## PASSAGE SHOWN
BEGIN
The best way to understand how event notification works, is to use a mail delivery analogy. Think of yourself as your program. If you use a thread to wait for events (mpiNotifyEventWait), you are waiting for the mail carrier (Event Manager). If you are polling for events (mpiNotifyEventWait), you check the mail periodically.

When the firmware sends an event, it is like a friend (MPI Object) sending you (Thread) a letter (ex: Event -- Motion Done). The letter (Event) travels to the post office (Controller Event Pool) where your mail carrier (Event Manager) retrieves it and then delivers it to your mailbox (Notify Object).

Here are the three common cases:

  1. Thread Waiting for Events
    As soon as the mail carrier (Event Manager) shows up, the thread in your program checks the mailbox (Notify Object).


  2. Thread Polling for Events
    The thread in the program periodically checks the mailbox (Notify Object) to see if there is a letter (Event).
END
## REQUIRED ACTIONS
[a] In the passage on event notification, what does the post office stand for?
[b] Continue the passage on event notification, picking up right after its last sentence.

## GIVEN DATA
BEGIN
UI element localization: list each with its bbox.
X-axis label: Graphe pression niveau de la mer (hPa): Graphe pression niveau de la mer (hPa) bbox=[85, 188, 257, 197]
END
## SOLVED PROBLEMS
[a] The post office stands for the Controller Event Pool.

[b]
  3. Thread using mpiNotifyEventWait
    If the thread in the program does not check the mailbox (Notify object), it will start to fill up with letters. The mail carrier (Event Manager) keeps stuffing more letters into the mailbox and figures that you will eventually check it. If the thread calls an mpiNotifyEventWait(...), it checks the mailbox. But, it can only check one letter at a time.


  4. Thread using mpiNotifyEventFlush
    If the thread in the program does not check the mailbox (Notify object), it will start to fill up with letters. The mail carrier (Event Manager) keeps stuffing more letters into the mailbox and figures that you will eventually empty it. If the thread calls mpiNotifyEventFlush(...), mail carrier empties the mailbox and throws all the letters in the trash.